-- start of EXERCISE INPUTS --

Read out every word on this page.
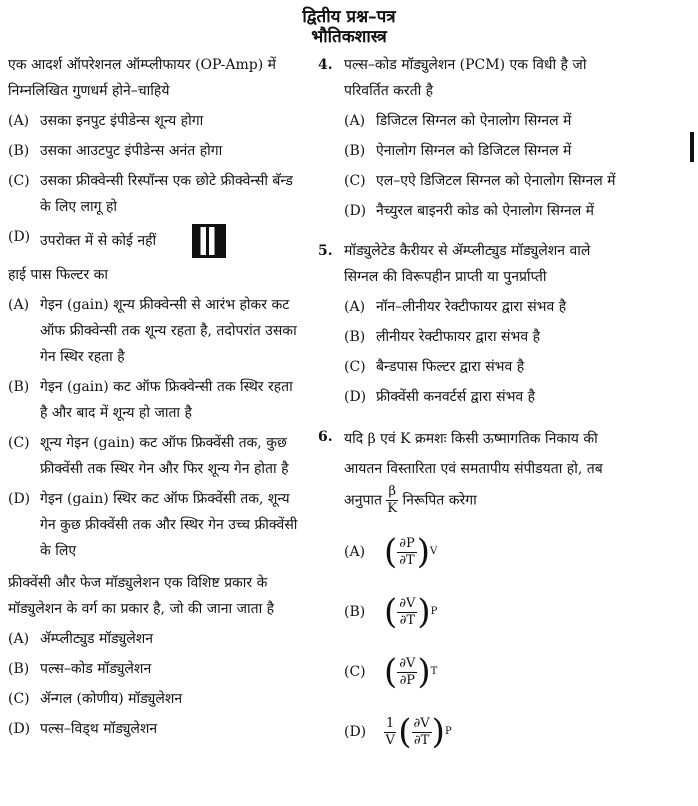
द्वितीय प्रश्न–पत्र
भौतिकशास्त्र

एक आदर्श ऑपरेशनल ऑम्प्लीफायर (OP-Amp) में निम्नलिखित गुणधर्म होने–चाहिये

(A) उसका इनपुट इंपीडेन्स शून्य होगा
(B) उसका आउटपुट इंपीडेन्स अनंत होगा
(C) उसका फ्रीक्वेन्सी रिस्पॉन्स एक छोटे फ्रीक्वेन्सी बॅन्ड के लिए लागू हो
(D) उपरोक्त में से कोई नहीं

हाई पास फिल्टर का

(A) गेइन (gain) शून्य फ्रीक्वेन्सी से आरंभ होकर कट ऑफ फ्रीक्वेन्सी तक शून्य रहता है, तदोपरांत उसका गेन स्थिर रहता है
(B) गेइन (gain) कट ऑफ फ्रिक्वेन्सी तक स्थिर रहता है और बाद में शून्य हो जाता है
(C) शून्य गेइन (gain) कट ऑफ फ्रिक्वेंसी तक, कुछ फ्रीक्वेंसी तक स्थिर गेन और फिर शून्य गेन होता है
(D) गेइन (gain) स्थिर कट ऑफ फ्रिक्वेंसी तक, शून्य गेन कुछ फ्रीक्वेंसी तक और स्थिर गेन उच्च फ्रीक्वेंसी के लिए

फ्रीक्वेंसी और फेज मॉड्युलेशन एक विशिष्ट प्रकार के मॉड्युलेशन के वर्ग का प्रकार है, जो की जाना जाता है

(A) ॲम्प्लीट्युड मॉड्युलेशन
(B) पल्स–कोड मॉड्युलेशन
(C) ॲन्गल (कोणीय) मॉड्युलेशन
(D) पल्स–विड्थ मॉड्युलेशन
4. पल्स–कोड मॉड्युलेशन (PCM) एक विधी है जो परिवर्तित करती है

(A) डिजिटल सिग्नल को ऐनालोग सिग्नल में
(B) ऐनालोग सिग्नल को डिजिटल सिग्नल में
(C) एल–एऐ डिजिटल सिग्नल को ऐनालोग सिग्नल में
(D) नैच्युरल बाइनरी कोड को ऐनालोग सिग्नल में
5. मॉड्युलेटेड कैरीयर से ॲम्प्लीट्युड मॉड्युलेशन वाले सिग्नल की विरूपहीन प्राप्ती या पुनर्प्राप्ती

(A) नॉन–लीनीयर रेक्टीफायर द्वारा संभव है
(B) लीनीयर रेक्टीफायर द्वारा संभव है
(C) बैन्डपास फिल्टर द्वारा संभव है
(D) फ्रीक्वेंसी कनवर्टर्स द्वारा संभव है
6. यदि β एवं K क्रमशः किसी ऊष्मागतिक निकाय की आयतन विस्तारिता एवं समतापीय संपीडयता हो, तब अनुपात $\frac{\beta}{K}$ निरूपित करेगा

(A) ( $\frac{\partial P}{\partial T}$ ) V
(B) ( $\frac{\partial V}{\partial T}$ ) P
(C) ( $\frac{\partial V}{\partial P}$ ) T
(D)	$\frac{1}{V}$ ( $\frac{\partial V}{\partial T}$ ) P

-- end of EXERCISE INPUTS --

List all lines above in which the string "gain" appears.

(A) गेइन (gain) शून्य फ्रीक्वेन्सी से आरंभ होकर कट ऑफ फ्रीक्वेन्सी तक शून्य रहता है, तदोपरांत उसका गेन स्थिर रहता है
(B) गेइन (gain) कट ऑफ फ्रिक्वेन्सी तक स्थिर रहता है और बाद में शून्य हो जाता है
(C) शून्य गेइन (gain) कट ऑफ फ्रिक्वेंसी तक, कुछ फ्रीक्वेंसी तक स्थिर गेन और फिर शून्य गेन होता है
(D) गेइन (gain) स्थिर कट ऑफ फ्रिक्वेंसी तक, शून्य गेन कुछ फ्रीक्वेंसी तक और स्थिर गेन उच्च फ्रीक्वेंसी के लिए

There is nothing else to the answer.